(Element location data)
** begin **

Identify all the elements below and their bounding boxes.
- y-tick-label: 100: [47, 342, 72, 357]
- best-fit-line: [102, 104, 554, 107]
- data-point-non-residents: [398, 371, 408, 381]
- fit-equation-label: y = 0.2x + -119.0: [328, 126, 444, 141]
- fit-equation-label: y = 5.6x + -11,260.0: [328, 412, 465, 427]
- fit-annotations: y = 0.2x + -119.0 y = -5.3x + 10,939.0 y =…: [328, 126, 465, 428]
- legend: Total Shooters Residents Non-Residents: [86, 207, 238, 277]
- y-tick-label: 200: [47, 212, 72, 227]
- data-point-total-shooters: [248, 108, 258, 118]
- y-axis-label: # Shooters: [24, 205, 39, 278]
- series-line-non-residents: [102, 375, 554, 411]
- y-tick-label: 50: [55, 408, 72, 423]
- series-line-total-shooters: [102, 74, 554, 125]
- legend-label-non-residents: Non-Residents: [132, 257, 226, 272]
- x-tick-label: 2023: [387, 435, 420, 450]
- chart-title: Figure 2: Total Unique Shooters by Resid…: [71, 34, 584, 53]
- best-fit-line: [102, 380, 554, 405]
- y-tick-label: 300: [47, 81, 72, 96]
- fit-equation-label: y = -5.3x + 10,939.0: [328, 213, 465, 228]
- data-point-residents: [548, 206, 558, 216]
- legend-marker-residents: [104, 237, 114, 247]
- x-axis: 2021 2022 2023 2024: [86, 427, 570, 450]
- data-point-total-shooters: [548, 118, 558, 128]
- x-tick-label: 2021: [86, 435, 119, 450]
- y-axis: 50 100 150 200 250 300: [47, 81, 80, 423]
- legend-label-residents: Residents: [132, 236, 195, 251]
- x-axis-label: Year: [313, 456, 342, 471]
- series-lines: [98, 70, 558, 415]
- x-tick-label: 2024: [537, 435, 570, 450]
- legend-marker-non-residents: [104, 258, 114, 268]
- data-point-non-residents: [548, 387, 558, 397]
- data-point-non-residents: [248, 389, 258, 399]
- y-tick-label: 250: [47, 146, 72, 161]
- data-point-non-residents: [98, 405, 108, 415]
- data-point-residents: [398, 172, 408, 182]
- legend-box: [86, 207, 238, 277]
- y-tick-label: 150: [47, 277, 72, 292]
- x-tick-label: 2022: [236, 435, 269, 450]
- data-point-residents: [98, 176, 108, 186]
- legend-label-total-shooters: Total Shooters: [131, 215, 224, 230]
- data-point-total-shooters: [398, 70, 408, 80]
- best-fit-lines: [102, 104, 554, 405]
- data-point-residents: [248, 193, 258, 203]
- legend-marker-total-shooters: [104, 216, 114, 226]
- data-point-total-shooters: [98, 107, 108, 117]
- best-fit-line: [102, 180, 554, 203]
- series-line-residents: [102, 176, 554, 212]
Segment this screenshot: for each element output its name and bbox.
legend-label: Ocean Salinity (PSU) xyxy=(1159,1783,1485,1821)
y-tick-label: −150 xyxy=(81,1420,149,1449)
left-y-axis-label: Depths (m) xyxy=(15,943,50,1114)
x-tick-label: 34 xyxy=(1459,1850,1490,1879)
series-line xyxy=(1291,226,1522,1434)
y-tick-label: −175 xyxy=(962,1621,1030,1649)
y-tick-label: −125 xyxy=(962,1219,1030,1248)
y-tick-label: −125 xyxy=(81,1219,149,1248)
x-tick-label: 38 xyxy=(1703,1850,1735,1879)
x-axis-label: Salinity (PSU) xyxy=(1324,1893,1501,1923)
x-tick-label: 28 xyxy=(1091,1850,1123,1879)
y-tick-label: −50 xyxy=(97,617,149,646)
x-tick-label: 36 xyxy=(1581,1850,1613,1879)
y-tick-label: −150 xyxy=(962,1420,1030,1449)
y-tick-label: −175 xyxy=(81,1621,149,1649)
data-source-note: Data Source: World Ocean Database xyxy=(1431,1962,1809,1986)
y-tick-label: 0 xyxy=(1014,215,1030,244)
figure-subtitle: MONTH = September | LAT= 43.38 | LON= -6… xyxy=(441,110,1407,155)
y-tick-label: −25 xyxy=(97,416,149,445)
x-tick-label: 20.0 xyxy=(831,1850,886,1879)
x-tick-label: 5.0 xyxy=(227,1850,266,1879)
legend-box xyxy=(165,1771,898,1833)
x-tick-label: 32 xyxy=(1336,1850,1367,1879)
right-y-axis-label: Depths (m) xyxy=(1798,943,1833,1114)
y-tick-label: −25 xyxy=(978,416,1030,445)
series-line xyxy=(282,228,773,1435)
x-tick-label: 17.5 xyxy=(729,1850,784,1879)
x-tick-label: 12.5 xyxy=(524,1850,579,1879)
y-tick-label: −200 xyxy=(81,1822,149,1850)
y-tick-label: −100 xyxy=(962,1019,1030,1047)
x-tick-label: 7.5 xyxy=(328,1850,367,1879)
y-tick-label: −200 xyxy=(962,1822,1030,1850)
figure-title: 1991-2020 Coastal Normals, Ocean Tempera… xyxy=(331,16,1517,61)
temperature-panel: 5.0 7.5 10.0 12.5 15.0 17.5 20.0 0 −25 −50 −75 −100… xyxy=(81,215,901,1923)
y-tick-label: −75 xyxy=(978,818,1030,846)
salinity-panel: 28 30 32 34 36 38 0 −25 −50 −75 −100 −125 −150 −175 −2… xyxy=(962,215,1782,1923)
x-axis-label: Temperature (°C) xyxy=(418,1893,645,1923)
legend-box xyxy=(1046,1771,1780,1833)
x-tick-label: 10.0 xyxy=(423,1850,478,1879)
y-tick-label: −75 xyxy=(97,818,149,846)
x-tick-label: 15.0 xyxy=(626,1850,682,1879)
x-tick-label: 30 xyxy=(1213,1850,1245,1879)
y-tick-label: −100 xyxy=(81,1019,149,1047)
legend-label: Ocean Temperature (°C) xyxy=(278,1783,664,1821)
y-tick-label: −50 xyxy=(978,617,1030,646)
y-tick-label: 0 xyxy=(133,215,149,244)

** end **

Task objective:
Reproduce every line of the data above word for word, with nothing changed or left out.

Reply:
Identify all the elements below and their bounding boxes.
- y-tick-label: 100: [47, 342, 72, 357]
- best-fit-line: [102, 104, 554, 107]
- data-point-non-residents: [398, 371, 408, 381]
- fit-equation-label: y = 0.2x + -119.0: [328, 126, 444, 141]
- fit-equation-label: y = 5.6x + -11,260.0: [328, 412, 465, 427]
- fit-annotations: y = 0.2x + -119.0 y = -5.3x + 10,939.0 y =…: [328, 126, 465, 428]
- legend: Total Shooters Residents Non-Residents: [86, 207, 238, 277]
- y-tick-label: 200: [47, 212, 72, 227]
- data-point-total-shooters: [248, 108, 258, 118]
- y-axis-label: # Shooters: [24, 205, 39, 278]
- series-line-non-residents: [102, 375, 554, 411]
- y-tick-label: 50: [55, 408, 72, 423]
- series-line-total-shooters: [102, 74, 554, 125]
- legend-label-non-residents: Non-Residents: [132, 257, 226, 272]
- x-tick-label: 2023: [387, 435, 420, 450]
- chart-title: Figure 2: Total Unique Shooters by Resid…: [71, 34, 584, 53]
- best-fit-line: [102, 380, 554, 405]
- y-tick-label: 300: [47, 81, 72, 96]
- fit-equation-label: y = -5.3x + 10,939.0: [328, 213, 465, 228]
- data-point-residents: [548, 206, 558, 216]
- legend-marker-residents: [104, 237, 114, 247]
- x-axis: 2021 2022 2023 2024: [86, 427, 570, 450]
- data-point-total-shooters: [548, 118, 558, 128]
- x-tick-label: 2021: [86, 435, 119, 450]
- y-axis: 50 100 150 200 250 300: [47, 81, 80, 423]
- legend-label-residents: Residents: [132, 236, 195, 251]
- x-axis-label: Year: [313, 456, 342, 471]
- series-lines: [98, 70, 558, 415]
- x-tick-label: 2024: [537, 435, 570, 450]
- legend-marker-non-residents: [104, 258, 114, 268]
- data-point-non-residents: [548, 387, 558, 397]
- data-point-non-residents: [248, 389, 258, 399]
- y-tick-label: 250: [47, 146, 72, 161]
- data-point-non-residents: [98, 405, 108, 415]
- data-point-residents: [398, 172, 408, 182]
- legend-box: [86, 207, 238, 277]
- y-tick-label: 150: [47, 277, 72, 292]
- x-tick-label: 2022: [236, 435, 269, 450]
- data-point-residents: [98, 176, 108, 186]
- legend-label-total-shooters: Total Shooters: [131, 215, 224, 230]
- data-point-total-shooters: [398, 70, 408, 80]
- best-fit-lines: [102, 104, 554, 405]
- data-point-residents: [248, 193, 258, 203]
- legend-marker-total-shooters: [104, 216, 114, 226]
- data-point-total-shooters: [98, 107, 108, 117]
- best-fit-line: [102, 180, 554, 203]
- series-line-residents: [102, 176, 554, 212]
Segment this screenshot: for each element output its name and bbox.
legend-label: Ocean Salinity (PSU) xyxy=(1159,1783,1485,1821)
y-tick-label: −150 xyxy=(81,1420,149,1449)
left-y-axis-label: Depths (m) xyxy=(15,943,50,1114)
x-tick-label: 34 xyxy=(1459,1850,1490,1879)
series-line xyxy=(1291,226,1522,1434)
y-tick-label: −175 xyxy=(962,1621,1030,1649)
y-tick-label: −125 xyxy=(962,1219,1030,1248)
y-tick-label: −125 xyxy=(81,1219,149,1248)
x-tick-label: 38 xyxy=(1703,1850,1735,1879)
x-axis-label: Salinity (PSU) xyxy=(1324,1893,1501,1923)
x-tick-label: 28 xyxy=(1091,1850,1123,1879)
y-tick-label: −50 xyxy=(97,617,149,646)
x-tick-label: 36 xyxy=(1581,1850,1613,1879)
y-tick-label: −150 xyxy=(962,1420,1030,1449)
y-tick-label: −175 xyxy=(81,1621,149,1649)
data-source-note: Data Source: World Ocean Database xyxy=(1431,1962,1809,1986)
y-tick-label: 0 xyxy=(1014,215,1030,244)
figure-subtitle: MONTH = September | LAT= 43.38 | LON= -6… xyxy=(441,110,1407,155)
y-tick-label: −25 xyxy=(97,416,149,445)
x-tick-label: 20.0 xyxy=(831,1850,886,1879)
x-tick-label: 5.0 xyxy=(227,1850,266,1879)
legend-box xyxy=(165,1771,898,1833)
x-tick-label: 32 xyxy=(1336,1850,1367,1879)
right-y-axis-label: Depths (m) xyxy=(1798,943,1833,1114)
y-tick-label: −25 xyxy=(978,416,1030,445)
series-line xyxy=(282,228,773,1435)
x-tick-label: 17.5 xyxy=(729,1850,784,1879)
x-tick-label: 12.5 xyxy=(524,1850,579,1879)
y-tick-label: −200 xyxy=(81,1822,149,1850)
y-tick-label: −100 xyxy=(962,1019,1030,1047)
x-tick-label: 7.5 xyxy=(328,1850,367,1879)
y-tick-label: −200 xyxy=(962,1822,1030,1850)
figure-title: 1991-2020 Coastal Normals, Ocean Tempera… xyxy=(331,16,1517,61)
temperature-panel: 5.0 7.5 10.0 12.5 15.0 17.5 20.0 0 −25 −50 −75 −100… xyxy=(81,215,901,1923)
y-tick-label: −75 xyxy=(978,818,1030,846)
salinity-panel: 28 30 32 34 36 38 0 −25 −50 −75 −100 −125 −150 −175 −2… xyxy=(962,215,1782,1923)
x-axis-label: Temperature (°C) xyxy=(418,1893,645,1923)
legend-box xyxy=(1046,1771,1780,1833)
x-tick-label: 10.0 xyxy=(423,1850,478,1879)
y-tick-label: −75 xyxy=(97,818,149,846)
x-tick-label: 15.0 xyxy=(626,1850,682,1879)
x-tick-label: 30 xyxy=(1213,1850,1245,1879)
y-tick-label: −100 xyxy=(81,1019,149,1047)
legend-label: Ocean Temperature (°C) xyxy=(278,1783,664,1821)
y-tick-label: −50 xyxy=(978,617,1030,646)
y-tick-label: 0 xyxy=(133,215,149,244)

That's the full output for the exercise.